# 12v Ipod Docking Station



## dave-rsvr (Aug 8, 2010)

hi does anybody know where i can get 12 volt ipod docking station from
thanks
Dave


----------



## Satfreakuk (Jun 14, 2011)

just an idea!

How about a gear4 (supermarkets have them on offer or buy online)
the streetparty 4 works on battery or comes with a small mains power supply but i am sure its possible to get a 12V adapter to drop the voltage to the required level.

Unless there is a 12v one!


----------



## SaddleTramp (Feb 15, 2007)

dave-rsvr said:


> hi does anybody know where i can get 12 volt ipod docking station from
> thanks
> Dave


Yes <<Here>>


----------



## GerryD (Sep 20, 2007)

• [Supplied data]
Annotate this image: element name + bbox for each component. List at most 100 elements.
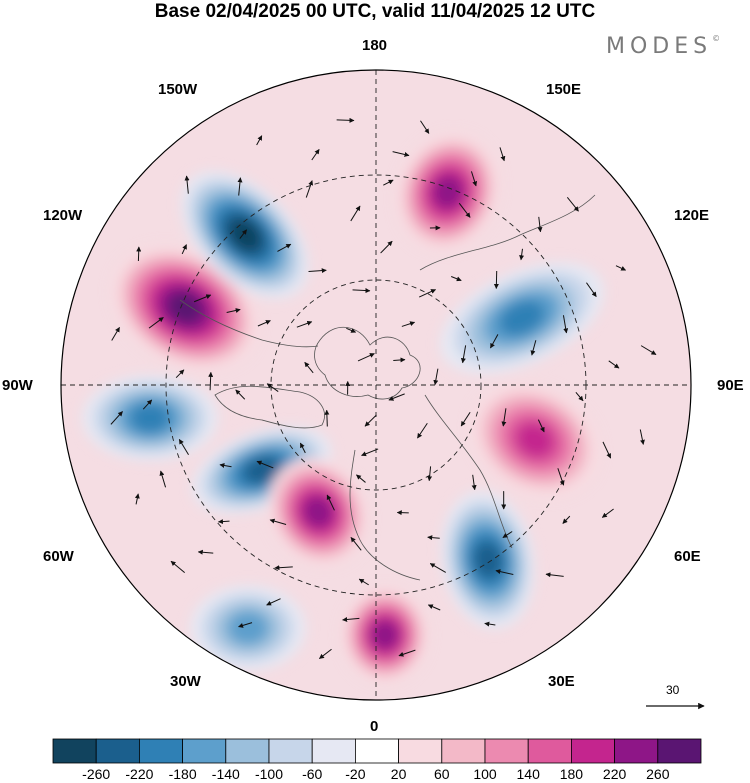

• [Direction 1]
In the forum thread on 12-volt iPod docking stations, restate the passage starting at "the streetparty 4" and ending at "the required level.", with "streetparty 4" replaced by "StreetParty 4".
• [Direction 2]
Answer these questions using the forum thread on 12-volt iPod docking stations:
(a) What name does the person asking the original question sign off with?
(b) Which brand does Satfreakuk suggest?
(c) What date is shown next to SaddleTramp's name?
• [Direction 3]
Proceed with the forum thread on 12-volt iPod docking stations from the point where it stops.

• [Expected answer 1]
the StreetParty 4 works on battery or comes with a small mains power supply but i am sure its possible to get a 12V adapter to drop the voltage to the required level.

• [Expected answer 2]
(a) Dave
(b) gear4
(c) Feb 15, 2007

• [Expected answer 3]
In Currys, look for the Logik LOGMI4004. It has a nominal voltage input of 13.4V, but will run comfortably down to 10.6V. I have had one for 3 years.
iPod Dock, FM/AM radio, Dual Alarm, Clock Radio, remote control and compact.
Price, last time I looked £24.99.
Gerry


----------



## dave-rsvr (Aug 8, 2010)

to both the above thanks
do you just cut the plug off and put 12v one on then ?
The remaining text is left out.